**Direction:** Your job is to restate each entry word for word.

***** Provided records *****

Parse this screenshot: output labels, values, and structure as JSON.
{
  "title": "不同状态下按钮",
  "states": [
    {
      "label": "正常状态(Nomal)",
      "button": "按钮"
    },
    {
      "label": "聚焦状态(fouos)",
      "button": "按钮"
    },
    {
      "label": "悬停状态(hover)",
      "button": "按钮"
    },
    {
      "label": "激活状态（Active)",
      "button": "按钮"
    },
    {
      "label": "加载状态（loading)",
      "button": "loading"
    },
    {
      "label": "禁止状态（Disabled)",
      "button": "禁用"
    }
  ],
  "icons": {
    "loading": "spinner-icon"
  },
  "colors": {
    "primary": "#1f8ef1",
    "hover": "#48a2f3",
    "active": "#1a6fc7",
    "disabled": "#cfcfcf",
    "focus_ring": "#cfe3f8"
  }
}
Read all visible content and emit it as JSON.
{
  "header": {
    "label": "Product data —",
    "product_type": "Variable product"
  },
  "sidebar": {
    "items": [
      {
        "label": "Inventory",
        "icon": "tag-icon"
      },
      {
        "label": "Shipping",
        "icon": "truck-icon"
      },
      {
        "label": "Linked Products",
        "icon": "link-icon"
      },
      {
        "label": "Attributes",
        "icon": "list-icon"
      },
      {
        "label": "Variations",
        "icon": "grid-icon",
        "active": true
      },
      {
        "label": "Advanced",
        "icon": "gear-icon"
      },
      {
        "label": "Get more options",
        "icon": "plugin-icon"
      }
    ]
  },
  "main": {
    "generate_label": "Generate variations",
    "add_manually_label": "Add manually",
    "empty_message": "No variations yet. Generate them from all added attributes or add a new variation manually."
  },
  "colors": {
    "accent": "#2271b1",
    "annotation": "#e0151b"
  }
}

*****

**Finished task:**
Parse this screenshot: output labels, values, and structure as JSON.
{
  "title": "不同状态下按钮",
  "states": [
    {
      "label": "正常状态(Nomal)",
      "button": "按钮"
    },
    {
      "label": "聚焦状态(fouos)",
      "button": "按钮"
    },
    {
      "label": "悬停状态(hover)",
      "button": "按钮"
    },
    {
      "label": "激活状态（Active)",
      "button": "按钮"
    },
    {
      "label": "加载状态（loading)",
      "button": "loading"
    },
    {
      "label": "禁止状态（Disabled)",
      "button": "禁用"
    }
  ],
  "icons": {
    "loading": "spinner-icon"
  },
  "colors": {
    "primary": "#1f8ef1",
    "hover": "#48a2f3",
    "active": "#1a6fc7",
    "disabled": "#cfcfcf",
    "focus_ring": "#cfe3f8"
  }
}
Read all visible content and emit it as JSON.
{
  "header": {
    "label": "Product data —",
    "product_type": "Variable product"
  },
  "sidebar": {
    "items": [
      {
        "label": "Inventory",
        "icon": "tag-icon"
      },
      {
        "label": "Shipping",
        "icon": "truck-icon"
      },
      {
        "label": "Linked Products",
        "icon": "link-icon"
      },
      {
        "label": "Attributes",
        "icon": "list-icon"
      },
      {
        "label": "Variations",
        "icon": "grid-icon",
        "active": true
      },
      {
        "label": "Advanced",
        "icon": "gear-icon"
      },
      {
        "label": "Get more options",
        "icon": "plugin-icon"
      }
    ]
  },
  "main": {
    "generate_label": "Generate variations",
    "add_manually_label": "Add manually",
    "empty_message": "No variations yet. Generate them from all added attributes or add a new variation manually."
  },
  "colors": {
    "accent": "#2271b1",
    "annotation": "#e0151b"
  }
}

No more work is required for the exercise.